> _Written problem_: Find all lines in the records that include the word "Lindera", and copy them out.

------------------------------------

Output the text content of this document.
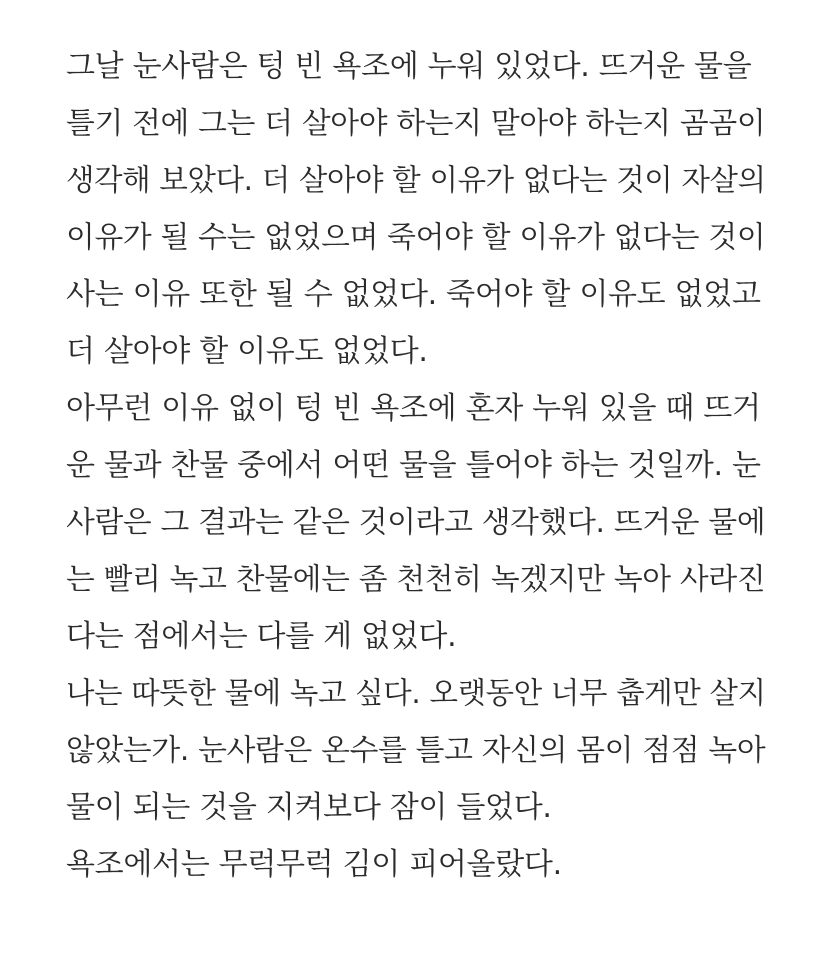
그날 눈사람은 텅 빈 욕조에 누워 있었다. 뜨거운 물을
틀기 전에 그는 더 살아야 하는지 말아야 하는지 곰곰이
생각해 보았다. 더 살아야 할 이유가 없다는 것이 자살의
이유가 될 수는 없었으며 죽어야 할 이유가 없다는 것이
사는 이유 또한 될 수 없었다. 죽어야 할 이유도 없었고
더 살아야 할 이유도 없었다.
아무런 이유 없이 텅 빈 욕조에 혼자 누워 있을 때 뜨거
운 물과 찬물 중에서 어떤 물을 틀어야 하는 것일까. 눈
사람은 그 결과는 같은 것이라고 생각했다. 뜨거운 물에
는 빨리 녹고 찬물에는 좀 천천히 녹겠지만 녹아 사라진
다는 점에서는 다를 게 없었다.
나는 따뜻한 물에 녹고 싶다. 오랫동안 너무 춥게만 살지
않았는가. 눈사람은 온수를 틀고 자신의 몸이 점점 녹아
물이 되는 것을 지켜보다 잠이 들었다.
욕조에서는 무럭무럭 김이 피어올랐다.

------------------------------------

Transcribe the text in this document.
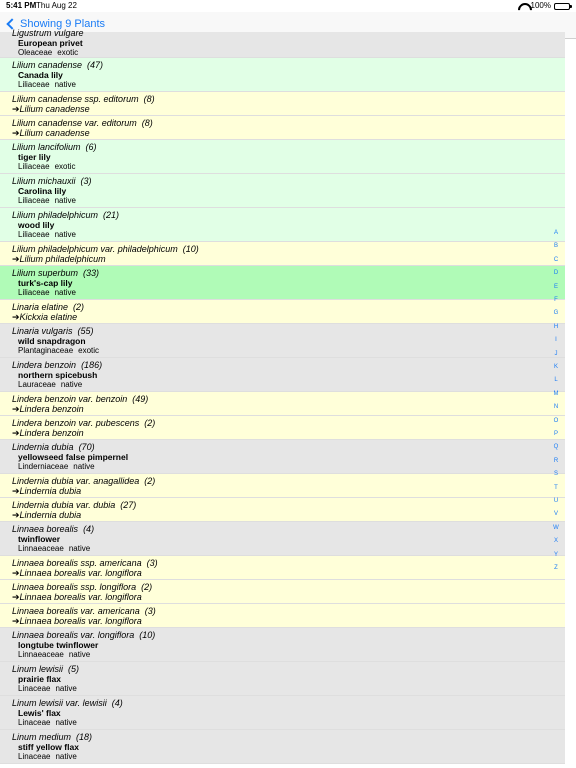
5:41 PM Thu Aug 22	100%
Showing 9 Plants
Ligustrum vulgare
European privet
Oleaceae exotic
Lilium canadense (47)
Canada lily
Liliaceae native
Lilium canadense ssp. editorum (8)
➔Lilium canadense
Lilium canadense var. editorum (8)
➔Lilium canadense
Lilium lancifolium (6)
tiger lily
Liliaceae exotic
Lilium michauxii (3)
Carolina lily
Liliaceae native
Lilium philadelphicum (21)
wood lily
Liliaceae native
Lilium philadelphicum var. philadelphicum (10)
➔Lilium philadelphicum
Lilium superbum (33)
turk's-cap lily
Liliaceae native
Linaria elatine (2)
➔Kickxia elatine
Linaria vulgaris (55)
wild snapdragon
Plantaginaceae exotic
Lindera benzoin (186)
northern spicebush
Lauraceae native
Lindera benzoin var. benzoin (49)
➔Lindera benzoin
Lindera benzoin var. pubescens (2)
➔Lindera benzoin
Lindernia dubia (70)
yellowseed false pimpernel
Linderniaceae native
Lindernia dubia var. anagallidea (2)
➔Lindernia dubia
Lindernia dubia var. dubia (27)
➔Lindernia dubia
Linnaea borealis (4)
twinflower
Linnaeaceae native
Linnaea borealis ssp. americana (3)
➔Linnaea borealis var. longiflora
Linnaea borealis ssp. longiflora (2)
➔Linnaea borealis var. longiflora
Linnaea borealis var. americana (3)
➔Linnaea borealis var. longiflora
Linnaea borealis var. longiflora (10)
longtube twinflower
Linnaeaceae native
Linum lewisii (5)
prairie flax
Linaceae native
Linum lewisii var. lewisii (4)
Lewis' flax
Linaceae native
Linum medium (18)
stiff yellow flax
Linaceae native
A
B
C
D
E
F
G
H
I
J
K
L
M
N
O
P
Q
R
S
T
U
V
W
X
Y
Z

------------------------------------

> _Exercise solution_:
Lindera benzoin (186)
Lindera benzoin var. benzoin (49)
➔Lindera benzoin
Lindera benzoin var. pubescens (2)
➔Lindera benzoin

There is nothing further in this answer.